GIVEN INSTRUCTION:
Each entry that follows is to be retyped exactly. Pictures do not belong in the copy.

_ _ _

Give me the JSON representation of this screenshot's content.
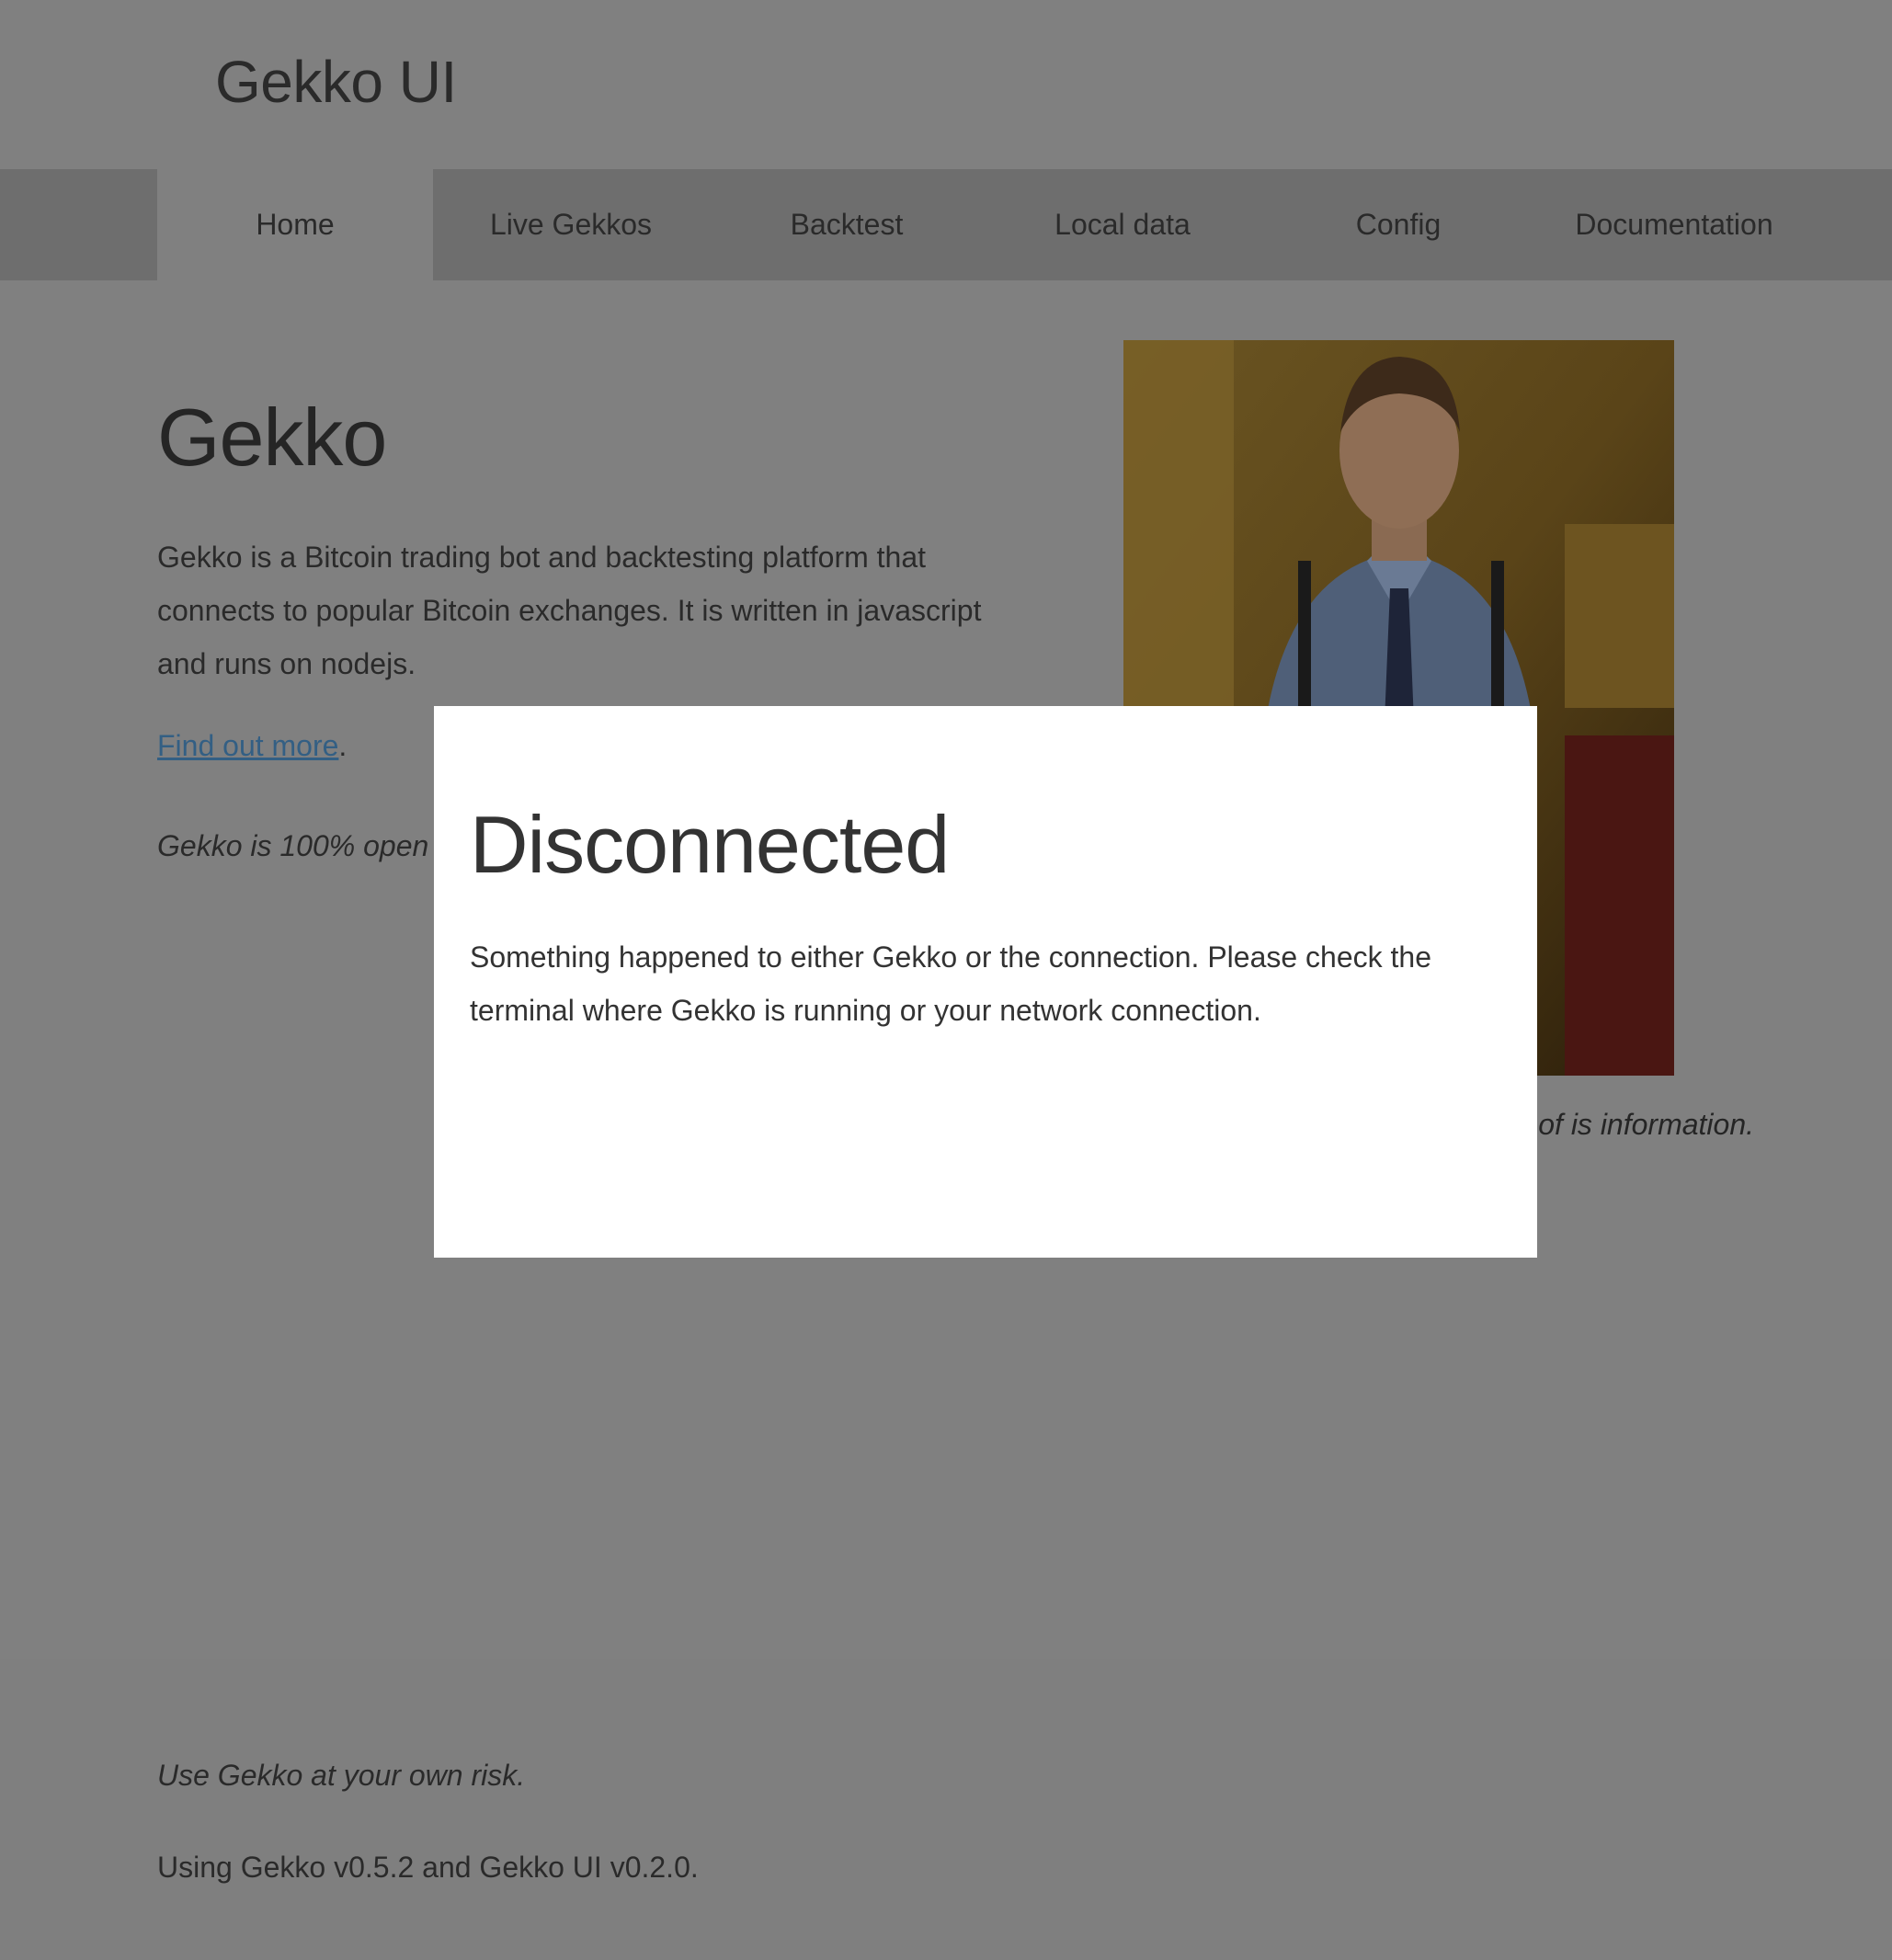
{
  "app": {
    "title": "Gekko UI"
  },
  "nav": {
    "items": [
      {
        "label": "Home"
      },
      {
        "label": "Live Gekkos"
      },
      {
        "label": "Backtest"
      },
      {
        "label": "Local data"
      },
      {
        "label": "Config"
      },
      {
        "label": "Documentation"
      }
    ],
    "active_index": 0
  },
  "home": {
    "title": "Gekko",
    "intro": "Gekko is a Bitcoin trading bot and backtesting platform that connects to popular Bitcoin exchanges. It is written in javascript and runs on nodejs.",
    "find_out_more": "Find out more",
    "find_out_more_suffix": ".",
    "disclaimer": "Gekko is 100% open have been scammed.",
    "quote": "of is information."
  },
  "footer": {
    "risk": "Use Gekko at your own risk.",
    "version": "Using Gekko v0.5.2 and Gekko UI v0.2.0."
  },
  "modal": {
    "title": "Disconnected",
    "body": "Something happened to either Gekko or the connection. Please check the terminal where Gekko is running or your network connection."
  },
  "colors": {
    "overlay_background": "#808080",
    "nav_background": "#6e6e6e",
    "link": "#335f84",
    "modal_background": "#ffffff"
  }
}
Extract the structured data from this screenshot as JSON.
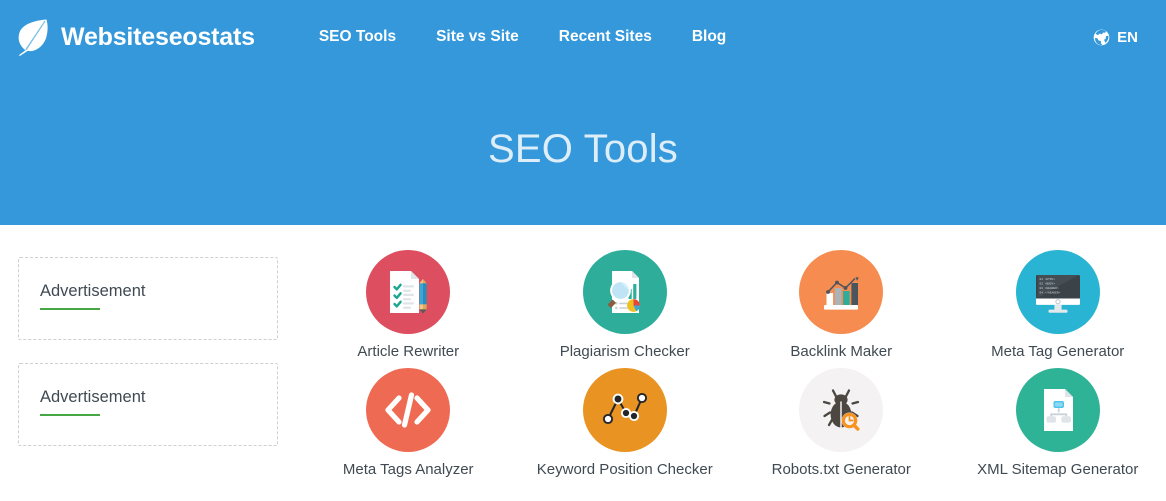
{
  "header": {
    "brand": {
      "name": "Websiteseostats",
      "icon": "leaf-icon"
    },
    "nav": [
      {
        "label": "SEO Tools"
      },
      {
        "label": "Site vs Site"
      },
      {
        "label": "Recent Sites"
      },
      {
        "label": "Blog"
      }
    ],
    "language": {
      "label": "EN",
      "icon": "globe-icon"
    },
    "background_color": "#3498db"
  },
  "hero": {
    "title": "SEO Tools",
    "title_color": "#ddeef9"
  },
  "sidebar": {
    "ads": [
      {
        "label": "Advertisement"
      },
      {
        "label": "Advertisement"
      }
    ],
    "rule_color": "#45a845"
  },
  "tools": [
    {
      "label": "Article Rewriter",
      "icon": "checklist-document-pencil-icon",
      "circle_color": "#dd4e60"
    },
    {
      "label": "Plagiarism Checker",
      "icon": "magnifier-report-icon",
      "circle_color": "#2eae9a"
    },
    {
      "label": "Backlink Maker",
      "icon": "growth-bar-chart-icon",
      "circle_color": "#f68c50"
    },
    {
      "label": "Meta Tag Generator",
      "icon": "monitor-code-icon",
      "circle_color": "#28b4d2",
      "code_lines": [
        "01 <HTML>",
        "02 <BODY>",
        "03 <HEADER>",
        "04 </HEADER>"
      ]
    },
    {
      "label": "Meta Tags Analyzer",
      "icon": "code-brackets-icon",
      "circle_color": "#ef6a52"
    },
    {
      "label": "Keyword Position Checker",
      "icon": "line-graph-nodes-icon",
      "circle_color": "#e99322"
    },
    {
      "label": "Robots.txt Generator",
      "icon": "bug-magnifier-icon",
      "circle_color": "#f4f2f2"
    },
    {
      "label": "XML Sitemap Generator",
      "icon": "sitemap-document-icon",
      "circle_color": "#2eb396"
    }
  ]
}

_ _ _

CORRECT OUTPUT:
Give me the JSON representation of this screenshot's content.
{
  "app": {
    "title": "Gekko UI"
  },
  "nav": {
    "items": [
      {
        "label": "Home"
      },
      {
        "label": "Live Gekkos"
      },
      {
        "label": "Backtest"
      },
      {
        "label": "Local data"
      },
      {
        "label": "Config"
      },
      {
        "label": "Documentation"
      }
    ],
    "active_index": 0
  },
  "home": {
    "title": "Gekko",
    "intro": "Gekko is a Bitcoin trading bot and backtesting platform that connects to popular Bitcoin exchanges. It is written in javascript and runs on nodejs.",
    "find_out_more": "Find out more",
    "find_out_more_suffix": ".",
    "disclaimer": "Gekko is 100% open have been scammed.",
    "quote": "of is information."
  },
  "footer": {
    "risk": "Use Gekko at your own risk.",
    "version": "Using Gekko v0.5.2 and Gekko UI v0.2.0."
  },
  "modal": {
    "title": "Disconnected",
    "body": "Something happened to either Gekko or the connection. Please check the terminal where Gekko is running or your network connection."
  },
  "colors": {
    "overlay_background": "#808080",
    "nav_background": "#6e6e6e",
    "link": "#335f84",
    "modal_background": "#ffffff"
  }
}
Extract the structured data from this screenshot as JSON.
{
  "header": {
    "brand": {
      "name": "Websiteseostats",
      "icon": "leaf-icon"
    },
    "nav": [
      {
        "label": "SEO Tools"
      },
      {
        "label": "Site vs Site"
      },
      {
        "label": "Recent Sites"
      },
      {
        "label": "Blog"
      }
    ],
    "language": {
      "label": "EN",
      "icon": "globe-icon"
    },
    "background_color": "#3498db"
  },
  "hero": {
    "title": "SEO Tools",
    "title_color": "#ddeef9"
  },
  "sidebar": {
    "ads": [
      {
        "label": "Advertisement"
      },
      {
        "label": "Advertisement"
      }
    ],
    "rule_color": "#45a845"
  },
  "tools": [
    {
      "label": "Article Rewriter",
      "icon": "checklist-document-pencil-icon",
      "circle_color": "#dd4e60"
    },
    {
      "label": "Plagiarism Checker",
      "icon": "magnifier-report-icon",
      "circle_color": "#2eae9a"
    },
    {
      "label": "Backlink Maker",
      "icon": "growth-bar-chart-icon",
      "circle_color": "#f68c50"
    },
    {
      "label": "Meta Tag Generator",
      "icon": "monitor-code-icon",
      "circle_color": "#28b4d2",
      "code_lines": [
        "01 <HTML>",
        "02 <BODY>",
        "03 <HEADER>",
        "04 </HEADER>"
      ]
    },
    {
      "label": "Meta Tags Analyzer",
      "icon": "code-brackets-icon",
      "circle_color": "#ef6a52"
    },
    {
      "label": "Keyword Position Checker",
      "icon": "line-graph-nodes-icon",
      "circle_color": "#e99322"
    },
    {
      "label": "Robots.txt Generator",
      "icon": "bug-magnifier-icon",
      "circle_color": "#f4f2f2"
    },
    {
      "label": "XML Sitemap Generator",
      "icon": "sitemap-document-icon",
      "circle_color": "#2eb396"
    }
  ]
}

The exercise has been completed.